DATA SUPPLIED start

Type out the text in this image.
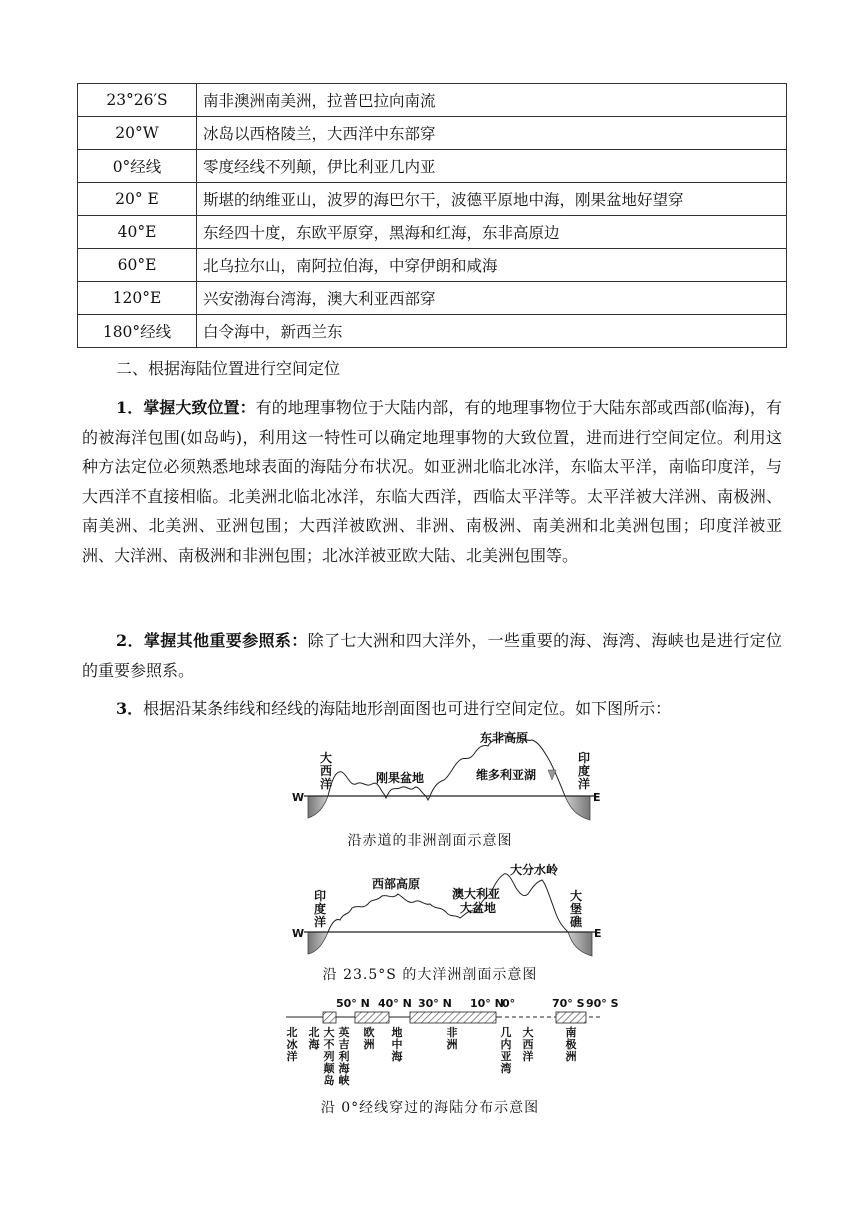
23°26′S	南非澳洲南美洲，拉普巴拉向南流
20°W	冰岛以西格陵兰，大西洋中东部穿
0°经线	零度经线不列颠，伊比利亚几内亚
20° E	斯堪的纳维亚山，波罗的海巴尔干，波德平原地中海，刚果盆地好望穿
40°E	东经四十度，东欧平原穿，黑海和红海，东非高原边
60°E	北乌拉尔山，南阿拉伯海，中穿伊朗和咸海
120°E	兴安渤海台湾海，澳大利亚西部穿
180°经线	白令海中，新西兰东
二、根据海陆位置进行空间定位

1．掌握大致位置：有的地理事物位于大陆内部，有的地理事物位于大陆东部或西部(临海)，有的被海洋包围(如岛屿)，利用这一特性可以确定地理事物的大致位置，进而进行空间定位。利用这种方法定位必须熟悉地球表面的海陆分布状况。如亚洲北临北冰洋，东临太平洋，南临印度洋，与大西洋不直接相临。北美洲北临北冰洋，东临大西洋，西临太平洋等。太平洋被大洋洲、南极洲、南美洲、北美洲、亚洲包围；大西洋被欧洲、非洲、南极洲、南美洲和北美洲包围；印度洋被亚洲、大洋洲、南极洲和非洲包围；北冰洋被亚欧大陆、北美洲包围等。

2．掌握其他重要参照系：除了七大洲和四大洋外，一些重要的海、海湾、海峡也是进行定位的重要参照系。

3．根据沿某条纬线和经线的海陆地形剖面图也可进行空间定位。如下图所示：

大西洋	刚果盆地
东非高原
维多利亚湖
印度洋
W	E
沿赤道的非洲剖面示意图
印度洋
西部高原
澳大利亚
大盆地
大分水岭
大堡礁
W	E
沿 23.5°S 的大洋洲剖面示意图
50° N 40° N 30° N 10° N
0°	70° S 90° S
北冰洋
北海
大不列颠岛
英吉利海峡
欧洲
地中海
非洲
几内亚湾
大西洋
南极洲
沿 0°经线穿过的海陆分布示意图
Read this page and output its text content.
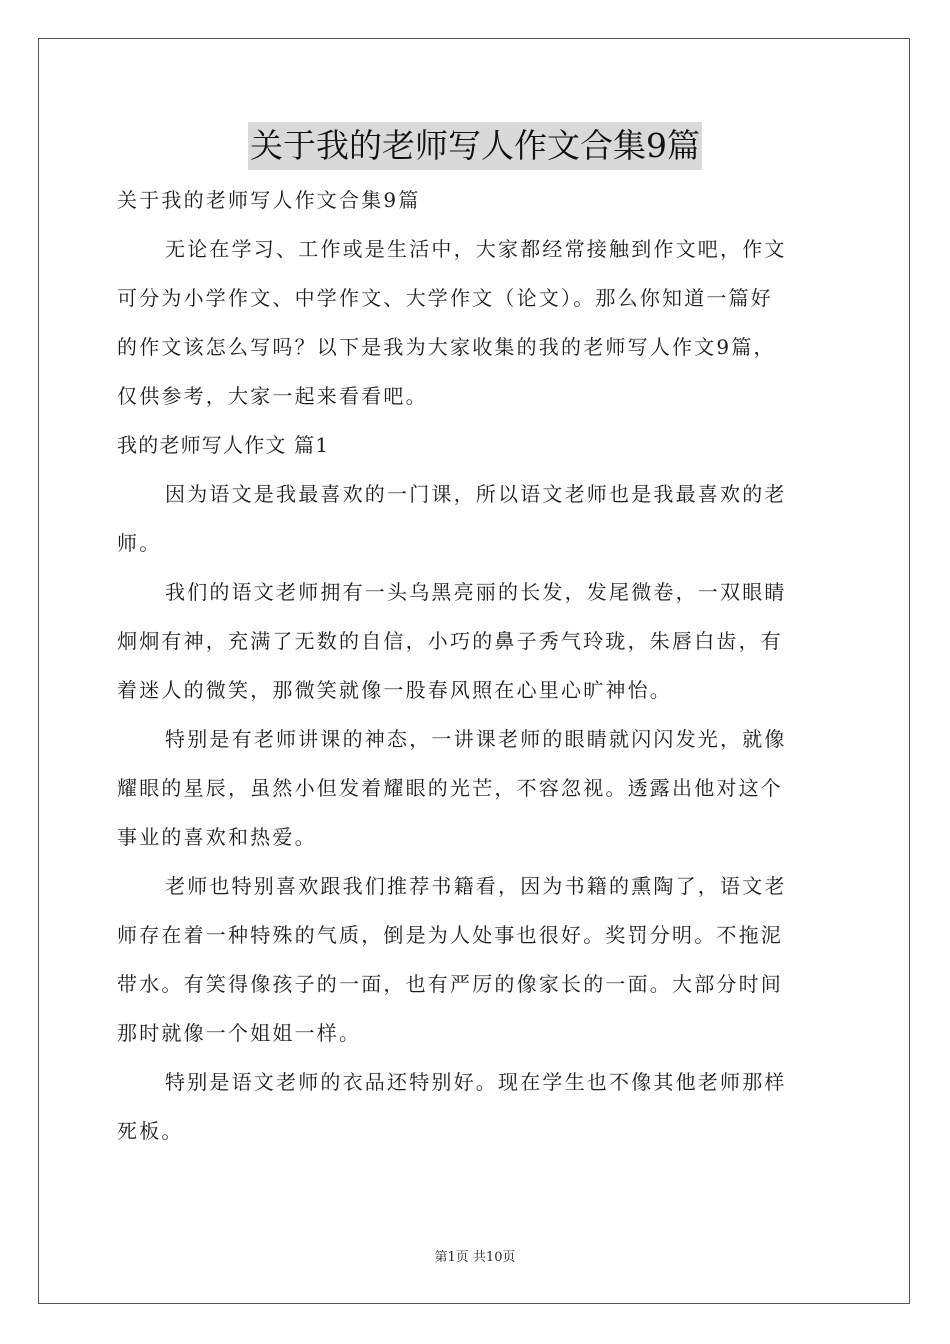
关于我的老师写人作文合集9篇

关于我的老师写人作文合集9篇

无论在学习、工作或是生活中，大家都经常接触到作文吧，作文

可分为小学作文、中学作文、大学作文（论文）。那么你知道一篇好

的作文该怎么写吗？以下是我为大家收集的我的老师写人作文9篇，

仅供参考，大家一起来看看吧。

我的老师写人作文 篇1

因为语文是我最喜欢的一门课，所以语文老师也是我最喜欢的老

师。

我们的语文老师拥有一头乌黑亮丽的长发，发尾微卷，一双眼睛

炯炯有神，充满了无数的自信，小巧的鼻子秀气玲珑，朱唇白齿，有

着迷人的微笑，那微笑就像一股春风照在心里心旷神怡。

特别是有老师讲课的神态，一讲课老师的眼睛就闪闪发光，就像

耀眼的星辰，虽然小但发着耀眼的光芒，不容忽视。透露出他对这个

事业的喜欢和热爱。

老师也特别喜欢跟我们推荐书籍看，因为书籍的熏陶了，语文老

师存在着一种特殊的气质，倒是为人处事也很好。奖罚分明。不拖泥

带水。有笑得像孩子的一面，也有严厉的像家长的一面。大部分时间

那时就像一个姐姐一样。

特别是语文老师的衣品还特别好。现在学生也不像其他老师那样

死板。

第1页 共10页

DATA SUPPLIED end

• **PROBLEM TO WORK ON**
Print the entries above exactly, taking out only the pictures.

• **THE SOLUTION**
Type out the text in this image.
23°26′S	南非澳洲南美洲，拉普巴拉向南流
20°W	冰岛以西格陵兰，大西洋中东部穿
0°经线	零度经线不列颠，伊比利亚几内亚
20° E	斯堪的纳维亚山，波罗的海巴尔干，波德平原地中海，刚果盆地好望穿
40°E	东经四十度，东欧平原穿，黑海和红海，东非高原边
60°E	北乌拉尔山，南阿拉伯海，中穿伊朗和咸海
120°E	兴安渤海台湾海，澳大利亚西部穿
180°经线	白令海中，新西兰东
二、根据海陆位置进行空间定位

1．掌握大致位置：有的地理事物位于大陆内部，有的地理事物位于大陆东部或西部(临海)，有的被海洋包围(如岛屿)，利用这一特性可以确定地理事物的大致位置，进而进行空间定位。利用这种方法定位必须熟悉地球表面的海陆分布状况。如亚洲北临北冰洋，东临太平洋，南临印度洋，与大西洋不直接相临。北美洲北临北冰洋，东临大西洋，西临太平洋等。太平洋被大洋洲、南极洲、南美洲、北美洲、亚洲包围；大西洋被欧洲、非洲、南极洲、南美洲和北美洲包围；印度洋被亚洲、大洋洲、南极洲和非洲包围；北冰洋被亚欧大陆、北美洲包围等。

2．掌握其他重要参照系：除了七大洲和四大洋外，一些重要的海、海湾、海峡也是进行定位的重要参照系。

3．根据沿某条纬线和经线的海陆地形剖面图也可进行空间定位。如下图所示：

大西洋	刚果盆地
东非高原
维多利亚湖
印度洋
W	E
沿赤道的非洲剖面示意图
印度洋
西部高原
澳大利亚
大盆地
大分水岭
大堡礁
W	E
沿 23.5°S 的大洋洲剖面示意图
50° N 40° N 30° N 10° N
0°	70° S 90° S
北冰洋
北海
大不列颠岛
英吉利海峡
欧洲
地中海
非洲
几内亚湾
大西洋
南极洲
沿 0°经线穿过的海陆分布示意图
Read this page and output its text content.
关于我的老师写人作文合集9篇

关于我的老师写人作文合集9篇

无论在学习、工作或是生活中，大家都经常接触到作文吧，作文

可分为小学作文、中学作文、大学作文（论文）。那么你知道一篇好

的作文该怎么写吗？以下是我为大家收集的我的老师写人作文9篇，

仅供参考，大家一起来看看吧。

我的老师写人作文 篇1

因为语文是我最喜欢的一门课，所以语文老师也是我最喜欢的老

师。

我们的语文老师拥有一头乌黑亮丽的长发，发尾微卷，一双眼睛

炯炯有神，充满了无数的自信，小巧的鼻子秀气玲珑，朱唇白齿，有

着迷人的微笑，那微笑就像一股春风照在心里心旷神怡。

特别是有老师讲课的神态，一讲课老师的眼睛就闪闪发光，就像

耀眼的星辰，虽然小但发着耀眼的光芒，不容忽视。透露出他对这个

事业的喜欢和热爱。

老师也特别喜欢跟我们推荐书籍看，因为书籍的熏陶了，语文老

师存在着一种特殊的气质，倒是为人处事也很好。奖罚分明。不拖泥

带水。有笑得像孩子的一面，也有严厉的像家长的一面。大部分时间

那时就像一个姐姐一样。

特别是语文老师的衣品还特别好。现在学生也不像其他老师那样

死板。

第1页 共10页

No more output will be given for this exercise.